> **Objective**
Each entry has to be copied exactly, with nothing missed.

Data entries

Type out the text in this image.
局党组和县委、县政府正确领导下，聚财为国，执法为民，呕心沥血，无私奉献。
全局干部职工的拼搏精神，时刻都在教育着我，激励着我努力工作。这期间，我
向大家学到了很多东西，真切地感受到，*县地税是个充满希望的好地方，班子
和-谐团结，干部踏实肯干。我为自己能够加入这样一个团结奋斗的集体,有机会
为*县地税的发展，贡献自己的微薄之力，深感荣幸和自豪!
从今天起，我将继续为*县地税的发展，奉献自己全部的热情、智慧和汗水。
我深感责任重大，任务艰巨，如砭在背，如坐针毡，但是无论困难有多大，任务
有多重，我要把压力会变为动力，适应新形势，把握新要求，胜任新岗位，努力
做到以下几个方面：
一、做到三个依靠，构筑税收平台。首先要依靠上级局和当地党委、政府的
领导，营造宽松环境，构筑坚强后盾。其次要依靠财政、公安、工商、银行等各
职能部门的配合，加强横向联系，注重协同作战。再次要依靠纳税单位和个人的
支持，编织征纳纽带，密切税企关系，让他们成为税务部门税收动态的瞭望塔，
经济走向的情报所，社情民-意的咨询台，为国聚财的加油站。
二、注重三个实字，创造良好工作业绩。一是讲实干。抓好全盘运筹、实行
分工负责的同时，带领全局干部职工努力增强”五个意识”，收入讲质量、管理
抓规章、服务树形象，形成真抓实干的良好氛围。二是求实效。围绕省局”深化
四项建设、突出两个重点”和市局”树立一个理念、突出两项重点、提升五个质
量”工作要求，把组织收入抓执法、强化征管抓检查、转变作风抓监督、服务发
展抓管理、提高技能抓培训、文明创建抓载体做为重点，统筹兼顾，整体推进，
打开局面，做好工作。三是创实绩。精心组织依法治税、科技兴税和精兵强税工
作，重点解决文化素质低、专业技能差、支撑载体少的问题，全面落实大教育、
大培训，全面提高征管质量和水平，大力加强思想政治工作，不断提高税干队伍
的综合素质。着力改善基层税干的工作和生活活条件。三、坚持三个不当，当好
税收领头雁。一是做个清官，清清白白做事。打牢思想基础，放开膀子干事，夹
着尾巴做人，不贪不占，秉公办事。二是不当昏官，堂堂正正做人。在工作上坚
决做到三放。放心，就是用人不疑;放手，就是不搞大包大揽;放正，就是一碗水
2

> **Full solution**
Type out the text in this image.
局党组和县委、县政府正确领导下，聚财为国，执法为民，呕心沥血，无私奉献。
全局干部职工的拼搏精神，时刻都在教育着我，激励着我努力工作。这期间，我
向大家学到了很多东西，真切地感受到，*县地税是个充满希望的好地方，班子
和-谐团结，干部踏实肯干。我为自己能够加入这样一个团结奋斗的集体,有机会
为*县地税的发展，贡献自己的微薄之力，深感荣幸和自豪!
从今天起，我将继续为*县地税的发展，奉献自己全部的热情、智慧和汗水。
我深感责任重大，任务艰巨，如砭在背，如坐针毡，但是无论困难有多大，任务
有多重，我要把压力会变为动力，适应新形势，把握新要求，胜任新岗位，努力
做到以下几个方面：
一、做到三个依靠，构筑税收平台。首先要依靠上级局和当地党委、政府的
领导，营造宽松环境，构筑坚强后盾。其次要依靠财政、公安、工商、银行等各
职能部门的配合，加强横向联系，注重协同作战。再次要依靠纳税单位和个人的
支持，编织征纳纽带，密切税企关系，让他们成为税务部门税收动态的瞭望塔，
经济走向的情报所，社情民-意的咨询台，为国聚财的加油站。
二、注重三个实字，创造良好工作业绩。一是讲实干。抓好全盘运筹、实行
分工负责的同时，带领全局干部职工努力增强”五个意识”，收入讲质量、管理
抓规章、服务树形象，形成真抓实干的良好氛围。二是求实效。围绕省局”深化
四项建设、突出两个重点”和市局”树立一个理念、突出两项重点、提升五个质
量”工作要求，把组织收入抓执法、强化征管抓检查、转变作风抓监督、服务发
展抓管理、提高技能抓培训、文明创建抓载体做为重点，统筹兼顾，整体推进，
打开局面，做好工作。三是创实绩。精心组织依法治税、科技兴税和精兵强税工
作，重点解决文化素质低、专业技能差、支撑载体少的问题，全面落实大教育、
大培训，全面提高征管质量和水平，大力加强思想政治工作，不断提高税干队伍
的综合素质。着力改善基层税干的工作和生活活条件。三、坚持三个不当，当好
税收领头雁。一是做个清官，清清白白做事。打牢思想基础，放开膀子干事，夹
着尾巴做人，不贪不占，秉公办事。二是不当昏官，堂堂正正做人。在工作上坚
决做到三放。放心，就是用人不疑;放手，就是不搞大包大揽;放正，就是一碗水
2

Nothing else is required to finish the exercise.